### Aim:
Transcribe the lines below verbatim, skipping the images.
==========
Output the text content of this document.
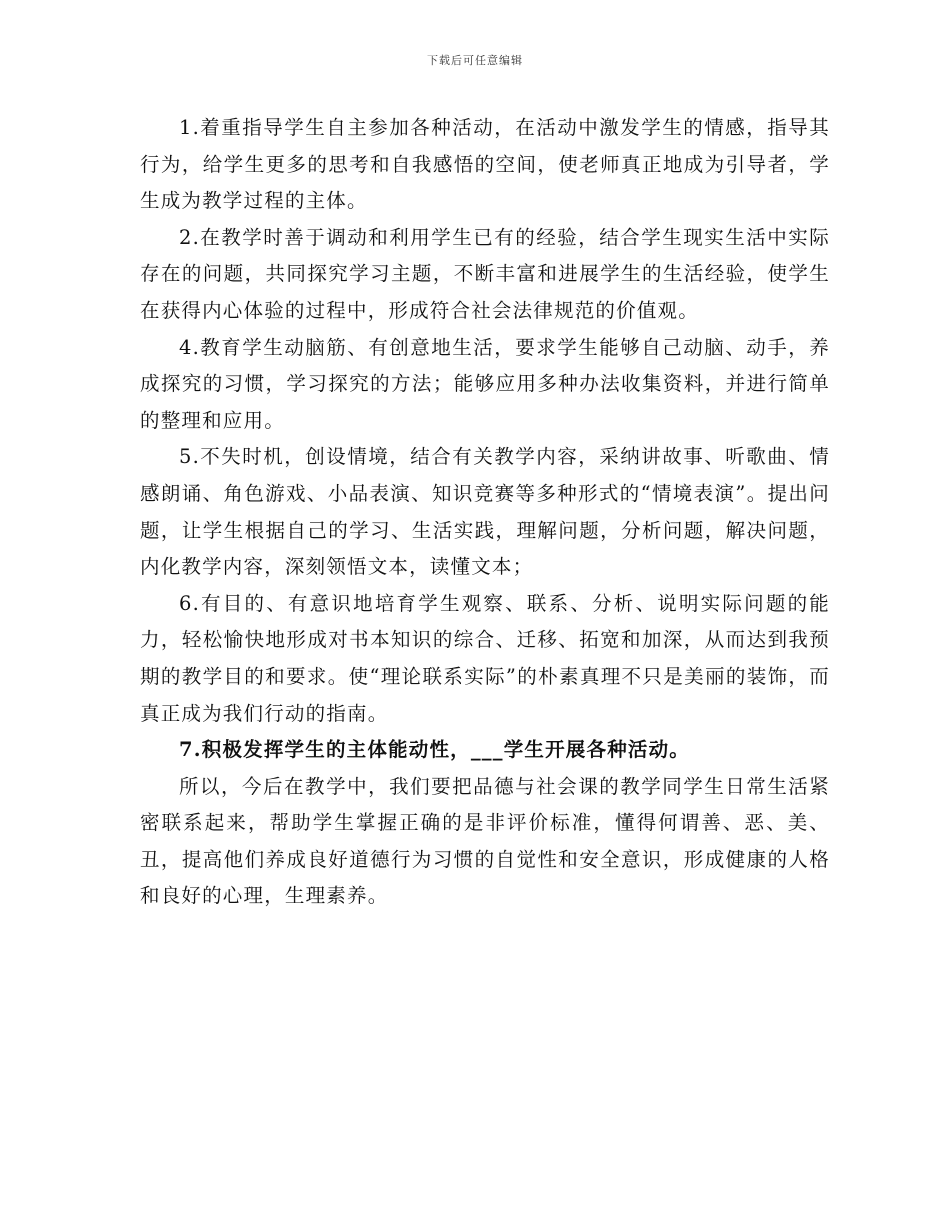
下载后可任意编辑

1.着重指导学生自主参加各种活动，在活动中激发学生的情感，指导其行为，给学生更多的思考和自我感悟的空间，使老师真正地成为引导者，学生成为教学过程的主体。

2.在教学时善于调动和利用学生已有的经验，结合学生现实生活中实际存在的问题，共同探究学习主题，不断丰富和进展学生的生活经验，使学生在获得内心体验的过程中，形成符合社会法律规范的价值观。

4.教育学生动脑筋、有创意地生活，要求学生能够自己动脑、动手，养成探究的习惯，学习探究的方法；能够应用多种办法收集资料，并进行简单的整理和应用。

5.不失时机，创设情境，结合有关教学内容，采纳讲故事、听歌曲、情感朗诵、角色游戏、小品表演、知识竞赛等多种形式的“情境表演”。提出问题，让学生根据自己的学习、生活实践，理解问题，分析问题，解决问题，内化教学内容，深刻领悟文本，读懂文本；

6.有目的、有意识地培育学生观察、联系、分析、说明实际问题的能力，轻松愉快地形成对书本知识的综合、迁移、拓宽和加深，从而达到我预期的教学目的和要求。使“理论联系实际”的朴素真理不只是美丽的装饰，而真正成为我们行动的指南。

7.积极发挥学生的主体能动性，___学生开展各种活动。

所以，今后在教学中，我们要把品德与社会课的教学同学生日常生活紧密联系起来，帮助学生掌握正确的是非评价标准，懂得何谓善、恶、美、丑，提高他们养成良好道德行为习惯的自觉性和安全意识，形成健康的人格和良好的心理，生理素养。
==========
### Complete output:
Output the text content of this document.
下载后可任意编辑

1.着重指导学生自主参加各种活动，在活动中激发学生的情感，指导其行为，给学生更多的思考和自我感悟的空间，使老师真正地成为引导者，学生成为教学过程的主体。

2.在教学时善于调动和利用学生已有的经验，结合学生现实生活中实际存在的问题，共同探究学习主题，不断丰富和进展学生的生活经验，使学生在获得内心体验的过程中，形成符合社会法律规范的价值观。

4.教育学生动脑筋、有创意地生活，要求学生能够自己动脑、动手，养成探究的习惯，学习探究的方法；能够应用多种办法收集资料，并进行简单的整理和应用。

5.不失时机，创设情境，结合有关教学内容，采纳讲故事、听歌曲、情感朗诵、角色游戏、小品表演、知识竞赛等多种形式的“情境表演”。提出问题，让学生根据自己的学习、生活实践，理解问题，分析问题，解决问题，内化教学内容，深刻领悟文本，读懂文本；

6.有目的、有意识地培育学生观察、联系、分析、说明实际问题的能力，轻松愉快地形成对书本知识的综合、迁移、拓宽和加深，从而达到我预期的教学目的和要求。使“理论联系实际”的朴素真理不只是美丽的装饰，而真正成为我们行动的指南。

7.积极发挥学生的主体能动性，___学生开展各种活动。

所以，今后在教学中，我们要把品德与社会课的教学同学生日常生活紧密联系起来，帮助学生掌握正确的是非评价标准，懂得何谓善、恶、美、丑，提高他们养成良好道德行为习惯的自觉性和安全意识，形成健康的人格和良好的心理，生理素养。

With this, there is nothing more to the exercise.